Given exercise A.
In the text describing the Amphipyros cleric class, the Great Goddess carries a torch in each hand. According to the text, why does she carry them?

Excerpted passage.
----------

Friday, February 21, 2025

To Have a Share of the Earth and the Unfruitful Sea (GLOG Class: Cleric)

Artemis or Hecate, via Wikipedia
Artemis, via Wikipedia

 
 
In the base of the rocky hill on which the high citadel of the city of Orchitrave is founded, there is a cave, and that cave wends and weaves and winds its way deeper and deeper into the earth, until at last it reaches the starless grey land of the dead, where shades walk aimlessly back and forth forever. This cave is a temple of the Great Goddess. So too is the lighthouse of Balamne, which towers above all other constructions of mankind, and at whose top a great flaming beacon is lit which has burned since time immemorial and will burn evermore. So too is the vast stone circle of Nials, where women dance madly in the winter snows to bring the renewal of spring, and so are the depths of the woods, where only deer and wolf have trod since the world was young, and any place where two roads meet, and wherever the voices of children can be heard. The Great Goddess wears many faces and bears many titles, never called the same thing twice. Her name is no secret, but no man dares speak it, and the women only sing it in the most secret places for the most sacred and occulted rituals. One more thing there is that all can agree upon: in each hand she bears a torch, for she is the one who lights the way: for travelers, for seekers, for witches, for kings, for newborn babes and the shades of the dead, for hunters and hunted, for watchmen and warriors. She is alight at both ends.

Class: Amphipyros


Skills: Midwifery and 1d3: 1. Astrology, 2. Poisons, 3. Leechcraft
 
Starting Equipment: 7 torches of pitch, linen, and cypress (⅓ slots each); a bronze ritual dagger (⅓ slots, profaned by touching blood); a stone ritual dagger (⅓ slots, profaned by touching wine); a black robe (1 slot carried, 0 slots when worn, +1 stealth); a white robe (1 slot carried, 0 slots when worn, +1 save); and a loyal, intelligent dog (½ HD, 1d6 bite, excellent sense of smell).
 
A: Best and Most Beautiful, Light-Bearer, 2 Flares
B: Honor Also in Starry Heaven, +1 Flare
C: The Rotting Goddess, +1 Flare
D: Mysteries Within Mysteries, +2 Flares
 
Best and Most Beautiful: As a virgin priestess of a virgin goddess, you have +2 reaction with dogs and the god-fearing, and -1 reaction with men. If you ever enter a man's house or violate your chastity, you become ritually impure and may not use any of your abilities from this class. To purify yourself, you must sacrifice a doe, burning its fat so that it reaches the heavens, and bathe in a river under the moon. You may sacrifice an buck, pouring its blood into a pit in the earth, to learn the will of the Great Goddess. She loves cypresses, dogs, witches, and children, and hates that which all gods hate: unfaithfulness to herself and herself alone.

----------

Given exercise B.
Output the section of the records that runs from their very first line through the line containing "194, 257, 211]", with both ends included, reproducing each line without alteration.

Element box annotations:
----------

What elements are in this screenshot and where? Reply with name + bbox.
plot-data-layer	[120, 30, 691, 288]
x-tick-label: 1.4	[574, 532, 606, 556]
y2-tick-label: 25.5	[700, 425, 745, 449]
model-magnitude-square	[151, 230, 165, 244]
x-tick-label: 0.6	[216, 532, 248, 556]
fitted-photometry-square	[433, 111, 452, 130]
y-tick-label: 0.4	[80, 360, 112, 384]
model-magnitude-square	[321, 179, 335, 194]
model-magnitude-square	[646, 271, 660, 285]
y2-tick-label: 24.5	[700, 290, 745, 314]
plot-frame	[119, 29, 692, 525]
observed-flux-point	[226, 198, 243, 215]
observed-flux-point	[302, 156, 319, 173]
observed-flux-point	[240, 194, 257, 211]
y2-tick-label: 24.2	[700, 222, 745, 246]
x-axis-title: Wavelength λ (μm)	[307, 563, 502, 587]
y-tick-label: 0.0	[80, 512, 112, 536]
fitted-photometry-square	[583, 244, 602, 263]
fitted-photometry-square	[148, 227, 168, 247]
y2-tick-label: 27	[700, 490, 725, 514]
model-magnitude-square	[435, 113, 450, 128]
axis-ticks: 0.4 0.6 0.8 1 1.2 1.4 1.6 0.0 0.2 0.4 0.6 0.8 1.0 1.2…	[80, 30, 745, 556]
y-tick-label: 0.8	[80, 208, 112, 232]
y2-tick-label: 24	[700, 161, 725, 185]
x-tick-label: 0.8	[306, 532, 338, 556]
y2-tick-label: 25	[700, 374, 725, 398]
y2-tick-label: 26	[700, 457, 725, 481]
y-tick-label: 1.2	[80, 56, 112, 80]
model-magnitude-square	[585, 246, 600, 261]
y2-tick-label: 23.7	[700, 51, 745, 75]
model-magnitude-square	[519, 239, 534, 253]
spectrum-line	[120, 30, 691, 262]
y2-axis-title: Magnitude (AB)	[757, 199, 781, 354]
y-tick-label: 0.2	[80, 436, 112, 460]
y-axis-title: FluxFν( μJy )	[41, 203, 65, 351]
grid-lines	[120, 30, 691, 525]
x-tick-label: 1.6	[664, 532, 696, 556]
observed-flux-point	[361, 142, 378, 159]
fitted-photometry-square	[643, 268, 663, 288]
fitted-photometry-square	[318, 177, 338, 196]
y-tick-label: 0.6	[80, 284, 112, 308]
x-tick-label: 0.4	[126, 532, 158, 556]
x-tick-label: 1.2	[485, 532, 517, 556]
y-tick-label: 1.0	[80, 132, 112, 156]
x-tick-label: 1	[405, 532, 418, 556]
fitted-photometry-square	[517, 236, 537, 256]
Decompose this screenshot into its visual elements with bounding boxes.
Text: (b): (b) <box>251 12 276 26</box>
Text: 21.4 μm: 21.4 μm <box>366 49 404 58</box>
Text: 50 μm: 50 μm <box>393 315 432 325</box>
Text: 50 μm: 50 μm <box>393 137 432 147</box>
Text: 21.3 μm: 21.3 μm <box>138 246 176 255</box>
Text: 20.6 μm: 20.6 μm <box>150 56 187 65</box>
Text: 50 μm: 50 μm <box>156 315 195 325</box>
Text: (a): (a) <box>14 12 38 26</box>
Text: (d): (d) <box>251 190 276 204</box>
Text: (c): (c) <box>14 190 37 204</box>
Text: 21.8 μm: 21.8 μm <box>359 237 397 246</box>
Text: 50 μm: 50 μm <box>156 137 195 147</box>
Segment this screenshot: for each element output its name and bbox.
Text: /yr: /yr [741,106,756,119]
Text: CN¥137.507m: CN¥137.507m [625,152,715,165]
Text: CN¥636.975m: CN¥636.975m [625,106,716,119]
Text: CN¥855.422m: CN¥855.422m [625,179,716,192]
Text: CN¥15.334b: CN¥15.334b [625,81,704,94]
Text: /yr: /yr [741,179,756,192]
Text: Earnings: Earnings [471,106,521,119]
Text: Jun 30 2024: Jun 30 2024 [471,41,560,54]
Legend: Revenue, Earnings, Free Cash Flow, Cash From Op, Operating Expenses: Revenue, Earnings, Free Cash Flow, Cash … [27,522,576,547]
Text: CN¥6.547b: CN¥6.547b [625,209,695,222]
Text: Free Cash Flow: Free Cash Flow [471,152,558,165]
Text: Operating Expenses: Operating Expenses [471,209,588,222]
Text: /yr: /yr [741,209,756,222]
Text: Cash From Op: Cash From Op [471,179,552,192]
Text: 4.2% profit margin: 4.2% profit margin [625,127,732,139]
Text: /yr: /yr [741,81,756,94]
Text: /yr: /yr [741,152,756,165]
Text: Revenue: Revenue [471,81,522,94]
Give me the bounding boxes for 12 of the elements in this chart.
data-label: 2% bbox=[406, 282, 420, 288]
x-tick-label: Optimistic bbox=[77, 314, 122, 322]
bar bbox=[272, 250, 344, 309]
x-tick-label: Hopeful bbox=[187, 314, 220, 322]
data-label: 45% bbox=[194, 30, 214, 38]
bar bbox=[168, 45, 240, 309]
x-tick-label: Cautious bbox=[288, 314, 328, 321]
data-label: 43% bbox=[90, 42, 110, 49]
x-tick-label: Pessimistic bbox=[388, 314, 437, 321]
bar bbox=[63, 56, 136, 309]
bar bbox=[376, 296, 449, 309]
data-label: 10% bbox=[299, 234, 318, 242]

----------

Worked answer A.
She carries a torch in each hand because she is the one who lights the way for travelers, seekers, witches, kings, newborn babes, the shades of the dead, hunters and hunted, and watchmen and warriors.

Worked answer B.
What elements are in this screenshot and where? Reply with name + bbox.
plot-data-layer	[120, 30, 691, 288]
x-tick-label: 1.4	[574, 532, 606, 556]
y2-tick-label: 25.5	[700, 425, 745, 449]
model-magnitude-square	[151, 230, 165, 244]
x-tick-label: 0.6	[216, 532, 248, 556]
fitted-photometry-square	[433, 111, 452, 130]
y-tick-label: 0.4	[80, 360, 112, 384]
model-magnitude-square	[321, 179, 335, 194]
model-magnitude-square	[646, 271, 660, 285]
y2-tick-label: 24.5	[700, 290, 745, 314]
plot-frame	[119, 29, 692, 525]
observed-flux-point	[226, 198, 243, 215]
observed-flux-point	[302, 156, 319, 173]
observed-flux-point	[240, 194, 257, 211]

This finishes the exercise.